- STORED ROWS
** Begin **

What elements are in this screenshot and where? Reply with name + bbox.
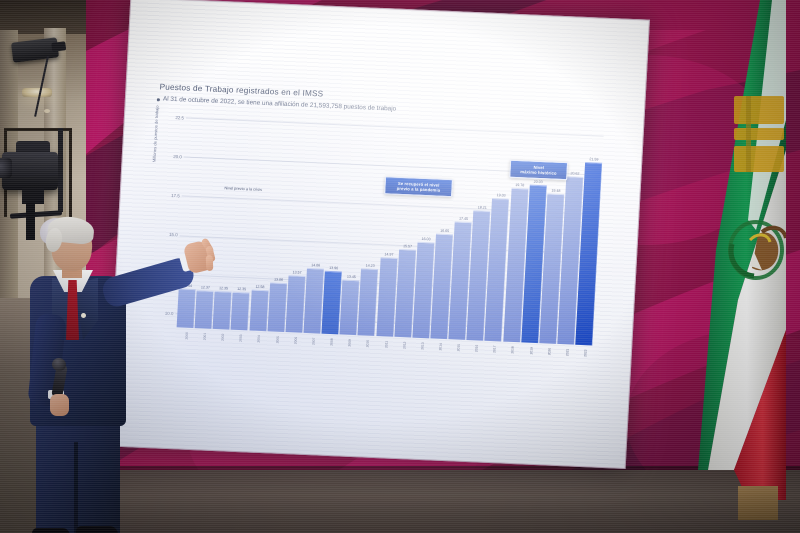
mexican-flag	[698, 0, 794, 520]
trouser-seam	[74, 442, 78, 533]
speaker-shoe-left	[32, 528, 70, 533]
speaker-legs	[36, 418, 120, 533]
speaker-shoe-right	[76, 526, 118, 533]
flag-stand-base	[738, 486, 778, 520]
lapel-pin-icon	[81, 313, 86, 318]
ceiling-light-dot	[44, 109, 50, 113]
flag-cloth	[698, 0, 786, 500]
camera-stand-post	[58, 128, 63, 212]
finger-3	[206, 255, 214, 271]
speaker-hand-holding-mic	[50, 394, 69, 416]
speaker	[8, 218, 198, 533]
camera-lens-icon	[0, 158, 12, 178]
stage-light	[22, 88, 52, 97]
press-conference-scene: Puestos de Trabajo registrados en el IMS…	[0, 0, 800, 533]
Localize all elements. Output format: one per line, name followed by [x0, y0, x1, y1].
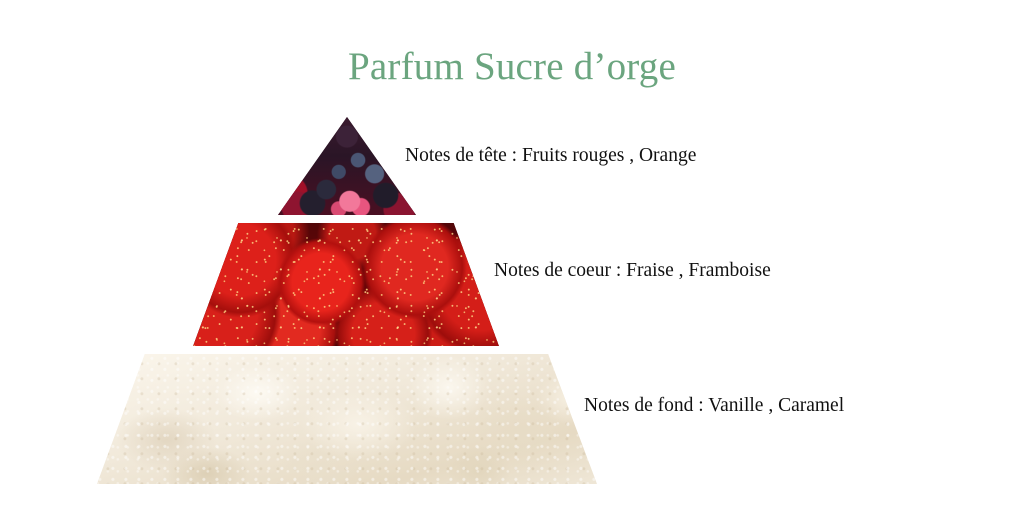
- strawberry-seeds-texture: [190, 223, 502, 346]
- fragrance-pyramid: [0, 0, 660, 512]
- note-label-tete: Notes de tête : Fruits rouges , Orange: [405, 146, 696, 166]
- fragrance-pyramid-page: Parfum Sucre d’orge Notes de tête : Frui…: [0, 0, 1024, 512]
- cream-image: [96, 354, 600, 484]
- cream-texture: [96, 354, 600, 484]
- note-label-coeur: Notes de coeur : Fraise , Framboise: [494, 261, 771, 281]
- berries-image: [278, 117, 416, 215]
- pyramid-tier-top: [278, 117, 416, 215]
- strawberries-image: [190, 223, 502, 346]
- pyramid-tier-bottom: [96, 354, 600, 484]
- pyramid-tier-middle: [190, 223, 502, 346]
- note-label-fond: Notes de fond : Vanille , Caramel: [584, 396, 844, 416]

** End **

- WORK TO DO
Update the listing above by replacing "elements" with "objects" everywhere, keeping everything else the same. Leave out the pictures.

- FINAL RESULT
What objects are in this screenshot and where? Reply with name + bbox.
mexican-flag	[698, 0, 794, 520]
trouser-seam	[74, 442, 78, 533]
speaker-shoe-left	[32, 528, 70, 533]
speaker-legs	[36, 418, 120, 533]
speaker-shoe-right	[76, 526, 118, 533]
flag-stand-base	[738, 486, 778, 520]
lapel-pin-icon	[81, 313, 86, 318]
ceiling-light-dot	[44, 109, 50, 113]
flag-cloth	[698, 0, 786, 500]
camera-stand-post	[58, 128, 63, 212]
finger-3	[206, 255, 214, 271]
speaker-hand-holding-mic	[50, 394, 69, 416]
speaker	[8, 218, 198, 533]
camera-lens-icon	[0, 158, 12, 178]
stage-light	[22, 88, 52, 97]
press-conference-scene: Puestos de Trabajo registrados en el IMS…	[0, 0, 800, 533]
Localize all objects. Output format: one per line, name followed by [x0, y0, x1, y1].
- strawberry-seeds-texture: [190, 223, 502, 346]
- fragrance-pyramid: [0, 0, 660, 512]
- note-label-tete: Notes de tête : Fruits rouges , Orange: [405, 146, 696, 166]
- fragrance-pyramid-page: Parfum Sucre d’orge Notes de tête : Frui…: [0, 0, 1024, 512]
- cream-image: [96, 354, 600, 484]
- cream-texture: [96, 354, 600, 484]
- note-label-coeur: Notes de coeur : Fraise , Framboise: [494, 261, 771, 281]
- berries-image: [278, 117, 416, 215]
- pyramid-tier-top: [278, 117, 416, 215]
- strawberries-image: [190, 223, 502, 346]
- pyramid-tier-bottom: [96, 354, 600, 484]
- pyramid-tier-middle: [190, 223, 502, 346]
- note-label-fond: Notes de fond : Vanille , Caramel: [584, 396, 844, 416]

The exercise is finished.